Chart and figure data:

▬▬▬▬▬▬

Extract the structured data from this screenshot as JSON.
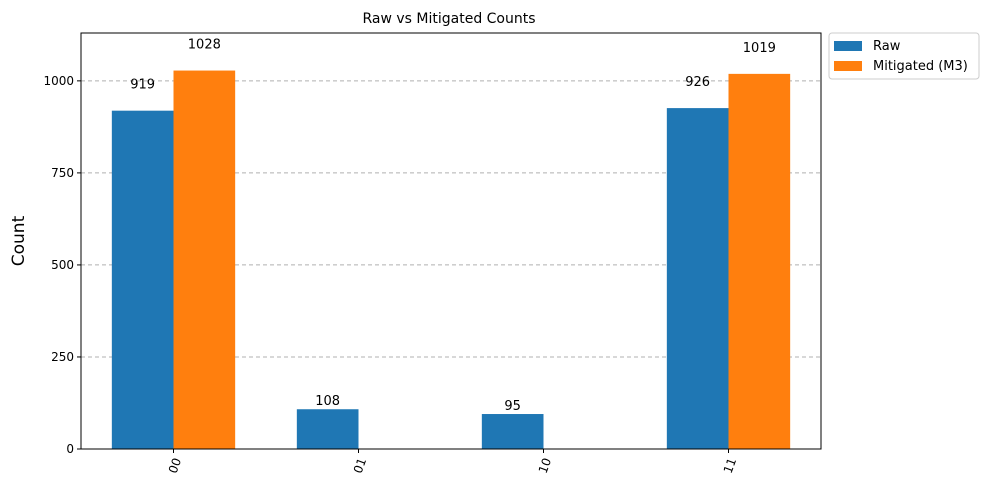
{
  "chart_data": {
    "type": "bar",
    "title": "Raw vs Mitigated Counts",
    "xlabel": "",
    "ylabel": "Count",
    "categories": [
      "00",
      "01",
      "10",
      "11"
    ],
    "series": [
      {
        "name": "Raw",
        "color": "#1f77b4",
        "values": [
          919,
          108,
          95,
          926
        ],
        "labels": [
          "919",
          "108",
          "95",
          "926"
        ]
      },
      {
        "name": "Mitigated (M3)",
        "color": "#ff7f0e",
        "values": [
          1028,
          0,
          0,
          1019
        ],
        "labels": [
          "1028",
          "",
          "",
          "1019"
        ]
      }
    ],
    "ylim": [
      0,
      1130
    ],
    "yticks": [
      0,
      250,
      500,
      750,
      1000
    ],
    "ytick_labels": [
      "0",
      "250",
      "500",
      "750",
      "1000"
    ],
    "xtick_rotation_deg": 70,
    "grid": "horizontal dashed",
    "legend_position": "outside-top-right"
  }
}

▬▬▬▬▬▬

Copy the records exactly as they appear, excluding images.

Response |
Extract the structured data from this screenshot as JSON.
{
  "chart_data": {
    "type": "bar",
    "title": "Raw vs Mitigated Counts",
    "xlabel": "",
    "ylabel": "Count",
    "categories": [
      "00",
      "01",
      "10",
      "11"
    ],
    "series": [
      {
        "name": "Raw",
        "color": "#1f77b4",
        "values": [
          919,
          108,
          95,
          926
        ],
        "labels": [
          "919",
          "108",
          "95",
          "926"
        ]
      },
      {
        "name": "Mitigated (M3)",
        "color": "#ff7f0e",
        "values": [
          1028,
          0,
          0,
          1019
        ],
        "labels": [
          "1028",
          "",
          "",
          "1019"
        ]
      }
    ],
    "ylim": [
      0,
      1130
    ],
    "yticks": [
      0,
      250,
      500,
      750,
      1000
    ],
    "ytick_labels": [
      "0",
      "250",
      "500",
      "750",
      "1000"
    ],
    "xtick_rotation_deg": 70,
    "grid": "horizontal dashed",
    "legend_position": "outside-top-right"
  }
}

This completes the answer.